- Stated goal: Repeat the listing word for word. No pictures belong in the copy.

[START Extracted information]

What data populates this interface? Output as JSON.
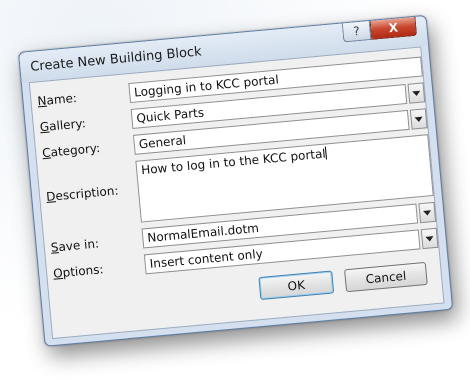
{
  "dialog": {
    "title": "Create New Building Block",
    "help_button": "?",
    "close_button": "X"
  },
  "form": {
    "name": {
      "label_accel": "N",
      "label_rest": "ame:",
      "value": "Logging in to KCC portal"
    },
    "gallery": {
      "label_accel": "G",
      "label_rest": "allery:",
      "value": "Quick Parts"
    },
    "category": {
      "label_accel": "C",
      "label_rest": "ategory:",
      "value": "General"
    },
    "description": {
      "label_accel": "D",
      "label_rest": "escription:",
      "value": "How to log in to the KCC portal"
    },
    "save_in": {
      "label_accel": "S",
      "label_rest": "ave in:",
      "value": "NormalEmail.dotm"
    },
    "options": {
      "label_accel": "O",
      "label_rest": "ptions:",
      "value": "Insert content only"
    }
  },
  "buttons": {
    "ok": "OK",
    "cancel": "Cancel"
  }
}
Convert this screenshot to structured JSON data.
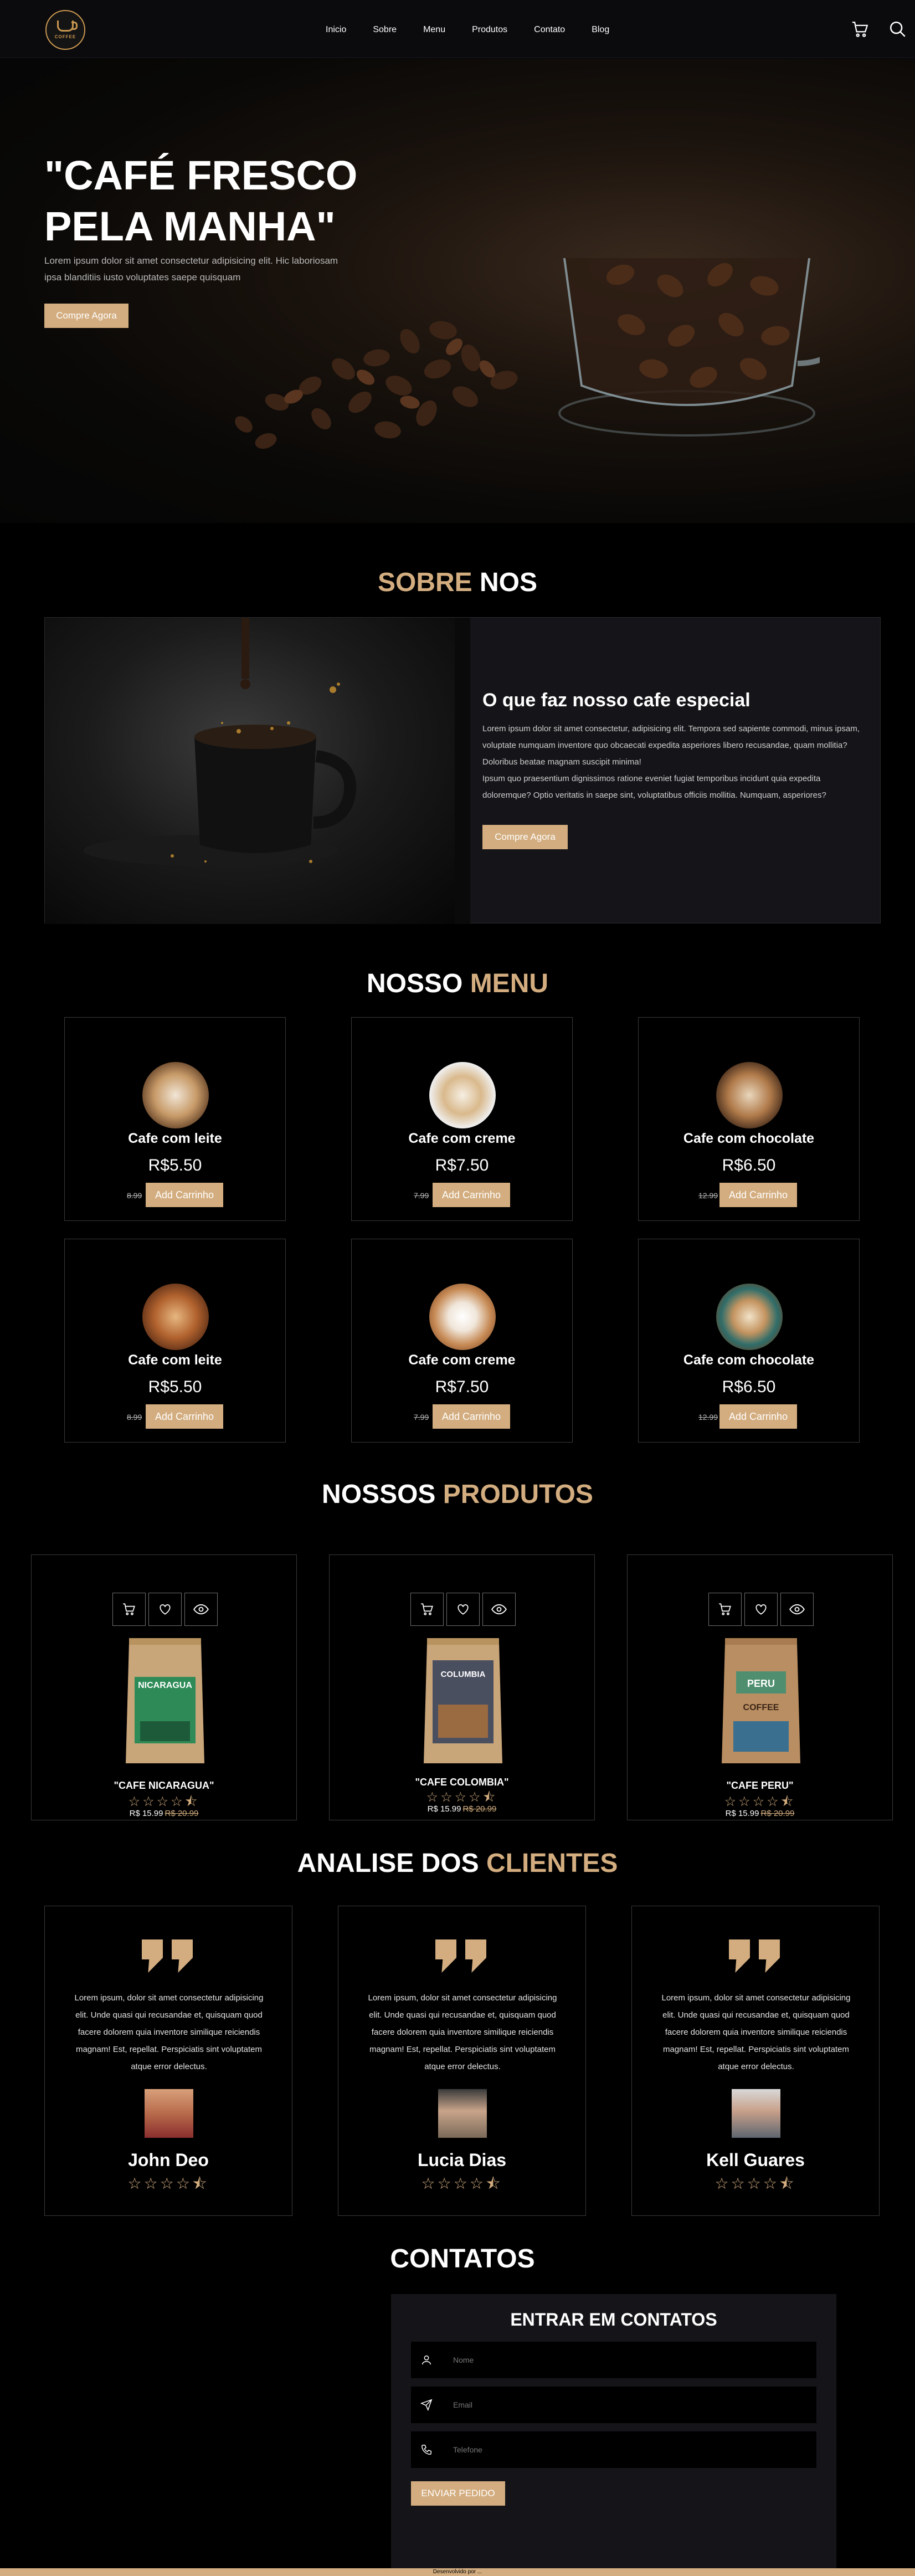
{
  "header": {
    "logo_text": "COFFEE",
    "nav": [
      "Inicio",
      "Sobre",
      "Menu",
      "Produtos",
      "Contato",
      "Blog"
    ],
    "icons": [
      "cart-icon",
      "search-icon"
    ]
  },
  "hero": {
    "title": "\"CAFÉ FRESCO PELA MANHA\"",
    "text": "Lorem ipsum dolor sit amet consectetur adipisicing elit. Hic laboriosam ipsa blanditiis iusto voluptates saepe quisquam",
    "button": "Compre Agora"
  },
  "about": {
    "title_a": "SOBRE",
    "title_b": "NOS",
    "heading": "O que faz nosso cafe especial",
    "p1": "Lorem ipsum dolor sit amet consectetur, adipisicing elit. Tempora sed sapiente commodi, minus ipsam, voluptate numquam inventore quo obcaecati expedita asperiores libero recusandae, quam mollitia? Doloribus beatae magnam suscipit minima!",
    "p2": "Ipsum quo praesentium dignissimos ratione eveniet fugiat temporibus incidunt quia expedita doloremque? Optio veritatis in saepe sint, voluptatibus officiis mollitia. Numquam, asperiores?",
    "button": "Compre Agora"
  },
  "menu": {
    "title_a": "NOSSO",
    "title_b": "MENU",
    "items": [
      {
        "name": "Cafe com leite",
        "price": "R$5.50",
        "old": "8.99",
        "button": "Add Carrinho"
      },
      {
        "name": "Cafe com creme",
        "price": "R$7.50",
        "old": "7.99",
        "button": "Add Carrinho"
      },
      {
        "name": "Cafe com chocolate",
        "price": "R$6.50",
        "old": "12.99",
        "button": "Add Carrinho"
      },
      {
        "name": "Cafe com leite",
        "price": "R$5.50",
        "old": "8.99",
        "button": "Add Carrinho"
      },
      {
        "name": "Cafe com creme",
        "price": "R$7.50",
        "old": "7.99",
        "button": "Add Carrinho"
      },
      {
        "name": "Cafe com chocolate",
        "price": "R$6.50",
        "old": "12.99",
        "button": "Add Carrinho"
      }
    ]
  },
  "products": {
    "title_a": "NOSSOS",
    "title_b": "PRODUTOS",
    "items": [
      {
        "name": "\"CAFE NICARAGUA\"",
        "price": "R$ 15.99",
        "old": "R$ 20.99",
        "bag_label": "NICARAGUA",
        "bag_color": "#2e8b57"
      },
      {
        "name": "\"CAFE COLOMBIA\"",
        "price": "R$ 15.99",
        "old": "R$ 20.99",
        "bag_label": "COLUMBIA",
        "bag_color": "#4a4f60"
      },
      {
        "name": "\"CAFE PERU\"",
        "price": "R$ 15.99",
        "old": "R$ 20.99",
        "bag_label": "PERU",
        "bag_color": "#7a5a3c"
      }
    ],
    "stars": "☆☆☆☆⯪"
  },
  "reviews": {
    "title_a": "ANALISE DOS",
    "title_b": "CLIENTES",
    "text": "Lorem ipsum, dolor sit amet consectetur adipisicing elit. Unde quasi qui recusandae et, quisquam quod facere dolorem quia inventore similique reiciendis magnam! Est, repellat. Perspiciatis sint voluptatem atque error delectus.",
    "items": [
      {
        "name": "John Deo",
        "avatar_color": "#b86b4b"
      },
      {
        "name": "Lucia Dias",
        "avatar_color": "#7b6a5a"
      },
      {
        "name": "Kell Guares",
        "avatar_color": "#5e6670"
      }
    ],
    "stars": "☆☆☆☆⯪"
  },
  "contact": {
    "title": "CONTATOS",
    "form_title": "ENTRAR EM CONTATOS",
    "fields": [
      {
        "placeholder": "Nome",
        "icon": "user-icon"
      },
      {
        "placeholder": "Email",
        "icon": "send-icon"
      },
      {
        "placeholder": "Telefone",
        "icon": "phone-icon"
      }
    ],
    "button": "ENVIAR PEDIDO"
  },
  "footer": {
    "text": "Desenvolvido por ..."
  },
  "colors": {
    "accent": "#d3ad7f",
    "bg": "#000000",
    "panel": "#151519"
  }
}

[END Extracted information]

- Worked solution:
What data populates this interface? Output as JSON.
{
  "dialog": {
    "title": "Create New Building Block",
    "help_button": "?",
    "close_button": "X"
  },
  "form": {
    "name": {
      "label_accel": "N",
      "label_rest": "ame:",
      "value": "Logging in to KCC portal"
    },
    "gallery": {
      "label_accel": "G",
      "label_rest": "allery:",
      "value": "Quick Parts"
    },
    "category": {
      "label_accel": "C",
      "label_rest": "ategory:",
      "value": "General"
    },
    "description": {
      "label_accel": "D",
      "label_rest": "escription:",
      "value": "How to log in to the KCC portal"
    },
    "save_in": {
      "label_accel": "S",
      "label_rest": "ave in:",
      "value": "NormalEmail.dotm"
    },
    "options": {
      "label_accel": "O",
      "label_rest": "ptions:",
      "value": "Insert content only"
    }
  },
  "buttons": {
    "ok": "OK",
    "cancel": "Cancel"
  }
}
Convert this screenshot to structured JSON data.
{
  "header": {
    "logo_text": "COFFEE",
    "nav": [
      "Inicio",
      "Sobre",
      "Menu",
      "Produtos",
      "Contato",
      "Blog"
    ],
    "icons": [
      "cart-icon",
      "search-icon"
    ]
  },
  "hero": {
    "title": "\"CAFÉ FRESCO PELA MANHA\"",
    "text": "Lorem ipsum dolor sit amet consectetur adipisicing elit. Hic laboriosam ipsa blanditiis iusto voluptates saepe quisquam",
    "button": "Compre Agora"
  },
  "about": {
    "title_a": "SOBRE",
    "title_b": "NOS",
    "heading": "O que faz nosso cafe especial",
    "p1": "Lorem ipsum dolor sit amet consectetur, adipisicing elit. Tempora sed sapiente commodi, minus ipsam, voluptate numquam inventore quo obcaecati expedita asperiores libero recusandae, quam mollitia? Doloribus beatae magnam suscipit minima!",
    "p2": "Ipsum quo praesentium dignissimos ratione eveniet fugiat temporibus incidunt quia expedita doloremque? Optio veritatis in saepe sint, voluptatibus officiis mollitia. Numquam, asperiores?",
    "button": "Compre Agora"
  },
  "menu": {
    "title_a": "NOSSO",
    "title_b": "MENU",
    "items": [
      {
        "name": "Cafe com leite",
        "price": "R$5.50",
        "old": "8.99",
        "button": "Add Carrinho"
      },
      {
        "name": "Cafe com creme",
        "price": "R$7.50",
        "old": "7.99",
        "button": "Add Carrinho"
      },
      {
        "name": "Cafe com chocolate",
        "price": "R$6.50",
        "old": "12.99",
        "button": "Add Carrinho"
      },
      {
        "name": "Cafe com leite",
        "price": "R$5.50",
        "old": "8.99",
        "button": "Add Carrinho"
      },
      {
        "name": "Cafe com creme",
        "price": "R$7.50",
        "old": "7.99",
        "button": "Add Carrinho"
      },
      {
        "name": "Cafe com chocolate",
        "price": "R$6.50",
        "old": "12.99",
        "button": "Add Carrinho"
      }
    ]
  },
  "products": {
    "title_a": "NOSSOS",
    "title_b": "PRODUTOS",
    "items": [
      {
        "name": "\"CAFE NICARAGUA\"",
        "price": "R$ 15.99",
        "old": "R$ 20.99",
        "bag_label": "NICARAGUA",
        "bag_color": "#2e8b57"
      },
      {
        "name": "\"CAFE COLOMBIA\"",
        "price": "R$ 15.99",
        "old": "R$ 20.99",
        "bag_label": "COLUMBIA",
        "bag_color": "#4a4f60"
      },
      {
        "name": "\"CAFE PERU\"",
        "price": "R$ 15.99",
        "old": "R$ 20.99",
        "bag_label": "PERU",
        "bag_color": "#7a5a3c"
      }
    ],
    "stars": "☆☆☆☆⯪"
  },
  "reviews": {
    "title_a": "ANALISE DOS",
    "title_b": "CLIENTES",
    "text": "Lorem ipsum, dolor sit amet consectetur adipisicing elit. Unde quasi qui recusandae et, quisquam quod facere dolorem quia inventore similique reiciendis magnam! Est, repellat. Perspiciatis sint voluptatem atque error delectus.",
    "items": [
      {
        "name": "John Deo",
        "avatar_color": "#b86b4b"
      },
      {
        "name": "Lucia Dias",
        "avatar_color": "#7b6a5a"
      },
      {
        "name": "Kell Guares",
        "avatar_color": "#5e6670"
      }
    ],
    "stars": "☆☆☆☆⯪"
  },
  "contact": {
    "title": "CONTATOS",
    "form_title": "ENTRAR EM CONTATOS",
    "fields": [
      {
        "placeholder": "Nome",
        "icon": "user-icon"
      },
      {
        "placeholder": "Email",
        "icon": "send-icon"
      },
      {
        "placeholder": "Telefone",
        "icon": "phone-icon"
      }
    ],
    "button": "ENVIAR PEDIDO"
  },
  "footer": {
    "text": "Desenvolvido por ..."
  },
  "colors": {
    "accent": "#d3ad7f",
    "bg": "#000000",
    "panel": "#151519"
  }
}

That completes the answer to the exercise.